PROVIDED ENTRIES:
----

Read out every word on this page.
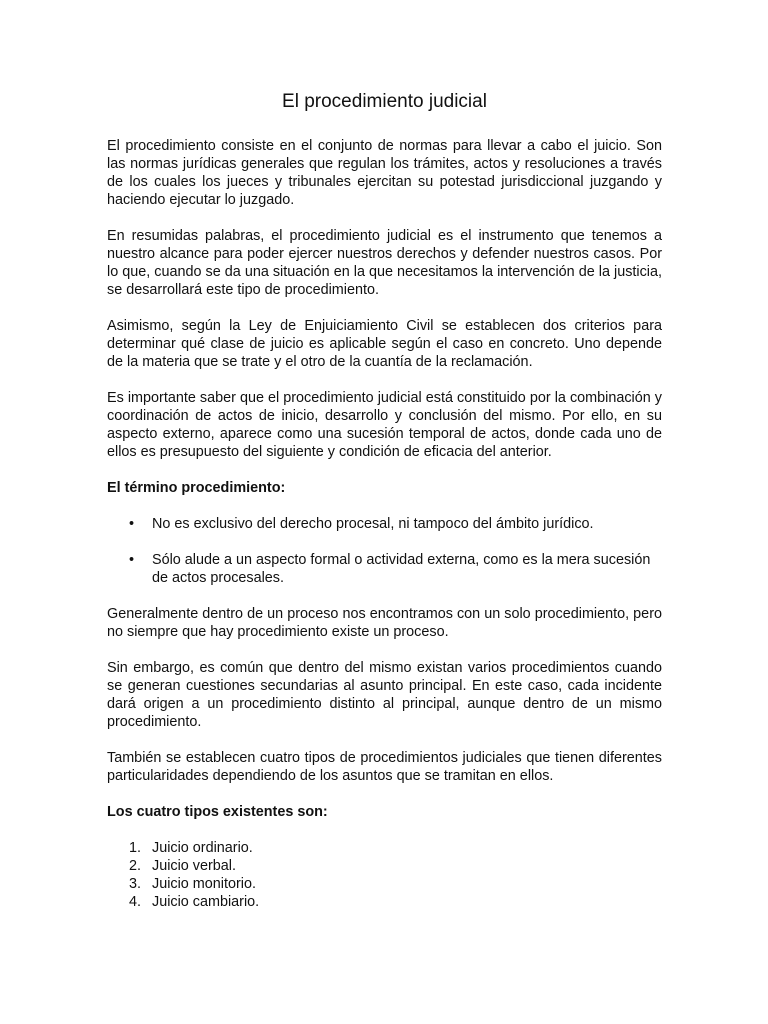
El procedimiento judicial

El procedimiento consiste en el conjunto de normas para llevar a cabo el juicio. Son las normas jurídicas generales que regulan los trámites, actos y resoluciones a través de los cuales los jueces y tribunales ejercitan su potestad jurisdiccional juzgando y haciendo ejecutar lo juzgado.

En resumidas palabras, el procedimiento judicial es el instrumento que tenemos a nuestro alcance para poder ejercer nuestros derechos y defender nuestros casos. Por lo que, cuando se da una situación en la que necesitamos la intervención de la justicia, se desarrollará este tipo de procedimiento.

Asimismo, según la Ley de Enjuiciamiento Civil se establecen dos criterios para determinar qué clase de juicio es aplicable según el caso en concreto. Uno depende de la materia que se trate y el otro de la cuantía de la reclamación.

Es importante saber que el procedimiento judicial está constituido por la combinación y coordinación de actos de inicio, desarrollo y conclusión del mismo. Por ello, en su aspecto externo, aparece como una sucesión temporal de actos, donde cada uno de ellos es presupuesto del siguiente y condición de eficacia del anterior.

El término procedimiento:
• No es exclusivo del derecho procesal, ni tampoco del ámbito jurídico.
• Sólo alude a un aspecto formal o actividad externa, como es la mera sucesión de actos procesales.

Generalmente dentro de un proceso nos encontramos con un solo procedimiento, pero no siempre que hay procedimiento existe un proceso.

Sin embargo, es común que dentro del mismo existan varios procedimientos cuando se generan cuestiones secundarias al asunto principal. En este caso, cada incidente dará origen a un procedimiento distinto al principal, aunque dentro de un mismo procedimiento.

También se establecen cuatro tipos de procedimientos judiciales que tienen diferentes particularidades dependiendo de los asuntos que se tramitan en ellos.

Los cuatro tipos existentes son:
1. Juicio ordinario.
2. Juicio verbal.
3. Juicio monitorio.
4. Juicio cambiario.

----

EXERCISE AIM: Track down every line of the material containing the string "establecen", and copy it.

RESULT BELOW:
Asimismo, según la Ley de Enjuiciamiento Civil se establecen dos criterios para determinar qué clase de juicio es aplicable según el caso en concreto. Uno depende de la materia que se trate y el otro de la cuantía de la reclamación.
También se establecen cuatro tipos de procedimientos judiciales que tienen diferentes particularidades dependiendo de los asuntos que se tramitan en ellos.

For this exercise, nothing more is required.